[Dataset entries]
______________________________

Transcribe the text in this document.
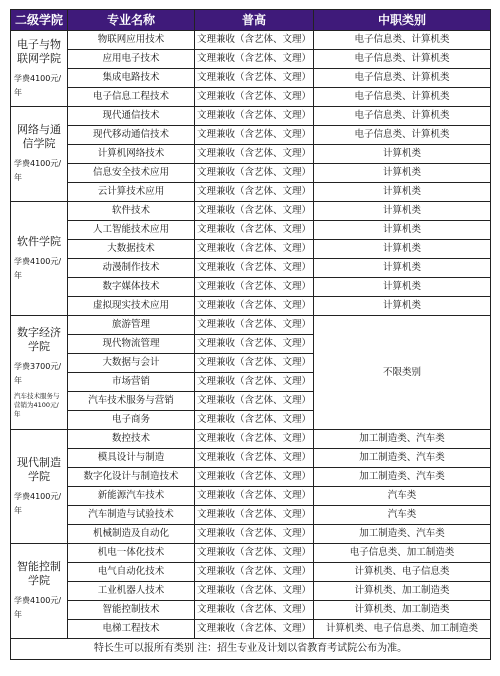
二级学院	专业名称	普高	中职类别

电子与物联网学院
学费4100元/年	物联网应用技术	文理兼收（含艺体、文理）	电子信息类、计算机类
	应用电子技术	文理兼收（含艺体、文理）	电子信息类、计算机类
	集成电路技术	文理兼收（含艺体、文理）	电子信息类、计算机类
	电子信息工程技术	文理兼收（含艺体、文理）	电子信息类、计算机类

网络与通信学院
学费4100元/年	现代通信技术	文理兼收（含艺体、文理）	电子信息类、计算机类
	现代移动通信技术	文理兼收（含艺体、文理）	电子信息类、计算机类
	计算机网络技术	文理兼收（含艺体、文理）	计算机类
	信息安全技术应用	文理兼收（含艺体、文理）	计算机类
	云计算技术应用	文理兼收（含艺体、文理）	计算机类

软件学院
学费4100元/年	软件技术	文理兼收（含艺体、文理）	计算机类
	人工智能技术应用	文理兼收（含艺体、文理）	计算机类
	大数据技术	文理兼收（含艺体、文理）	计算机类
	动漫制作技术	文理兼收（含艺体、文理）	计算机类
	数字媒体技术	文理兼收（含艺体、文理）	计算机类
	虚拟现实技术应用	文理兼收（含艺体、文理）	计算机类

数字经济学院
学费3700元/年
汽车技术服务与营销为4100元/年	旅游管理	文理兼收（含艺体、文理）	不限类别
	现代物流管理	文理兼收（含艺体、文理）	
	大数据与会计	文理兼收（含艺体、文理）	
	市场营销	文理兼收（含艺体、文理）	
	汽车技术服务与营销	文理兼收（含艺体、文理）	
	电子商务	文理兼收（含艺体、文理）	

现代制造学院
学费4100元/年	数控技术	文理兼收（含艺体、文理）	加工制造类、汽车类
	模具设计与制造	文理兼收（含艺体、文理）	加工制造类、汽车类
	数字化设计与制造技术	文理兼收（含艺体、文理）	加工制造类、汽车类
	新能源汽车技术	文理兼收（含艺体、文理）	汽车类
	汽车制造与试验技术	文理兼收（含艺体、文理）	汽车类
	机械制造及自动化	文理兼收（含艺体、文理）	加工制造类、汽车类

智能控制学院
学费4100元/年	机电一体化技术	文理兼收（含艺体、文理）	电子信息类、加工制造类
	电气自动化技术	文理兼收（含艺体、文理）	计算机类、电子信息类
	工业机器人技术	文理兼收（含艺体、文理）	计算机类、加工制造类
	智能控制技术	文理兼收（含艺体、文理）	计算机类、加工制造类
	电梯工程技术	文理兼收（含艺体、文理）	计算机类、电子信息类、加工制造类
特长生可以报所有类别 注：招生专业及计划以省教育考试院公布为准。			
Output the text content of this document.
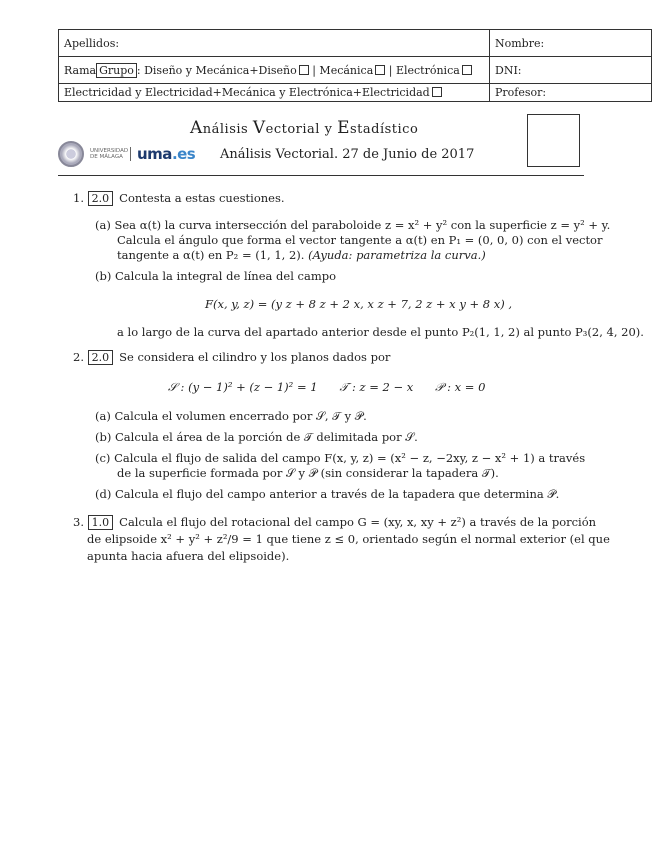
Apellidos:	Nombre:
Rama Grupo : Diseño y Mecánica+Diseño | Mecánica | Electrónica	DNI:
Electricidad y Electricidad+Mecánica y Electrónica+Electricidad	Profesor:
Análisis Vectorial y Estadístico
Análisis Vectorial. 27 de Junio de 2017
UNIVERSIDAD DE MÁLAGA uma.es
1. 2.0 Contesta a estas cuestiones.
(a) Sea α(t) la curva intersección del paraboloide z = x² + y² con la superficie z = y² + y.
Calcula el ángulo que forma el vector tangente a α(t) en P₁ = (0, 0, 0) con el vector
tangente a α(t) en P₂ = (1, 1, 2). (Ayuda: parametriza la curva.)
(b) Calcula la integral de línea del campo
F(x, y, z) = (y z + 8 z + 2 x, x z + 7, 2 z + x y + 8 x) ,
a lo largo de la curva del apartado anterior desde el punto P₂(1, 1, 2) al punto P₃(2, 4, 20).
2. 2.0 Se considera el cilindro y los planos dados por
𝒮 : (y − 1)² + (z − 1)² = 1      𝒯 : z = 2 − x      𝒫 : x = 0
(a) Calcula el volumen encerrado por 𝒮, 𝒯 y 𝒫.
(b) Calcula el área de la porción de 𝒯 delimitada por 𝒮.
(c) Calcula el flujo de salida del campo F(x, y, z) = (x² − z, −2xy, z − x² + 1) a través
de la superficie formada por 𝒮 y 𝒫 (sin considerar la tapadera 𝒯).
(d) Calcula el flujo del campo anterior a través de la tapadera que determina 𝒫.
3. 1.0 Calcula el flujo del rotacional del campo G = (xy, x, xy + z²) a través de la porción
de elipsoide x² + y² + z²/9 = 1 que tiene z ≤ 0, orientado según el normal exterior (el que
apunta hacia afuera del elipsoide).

______________________________

• _GIVEN REQUEST_
The lines to collect are those holding the string "document"; copy them all.

• _EXERCISE SOLUTION_
Transcribe the text in this document.
Output the text content of this document.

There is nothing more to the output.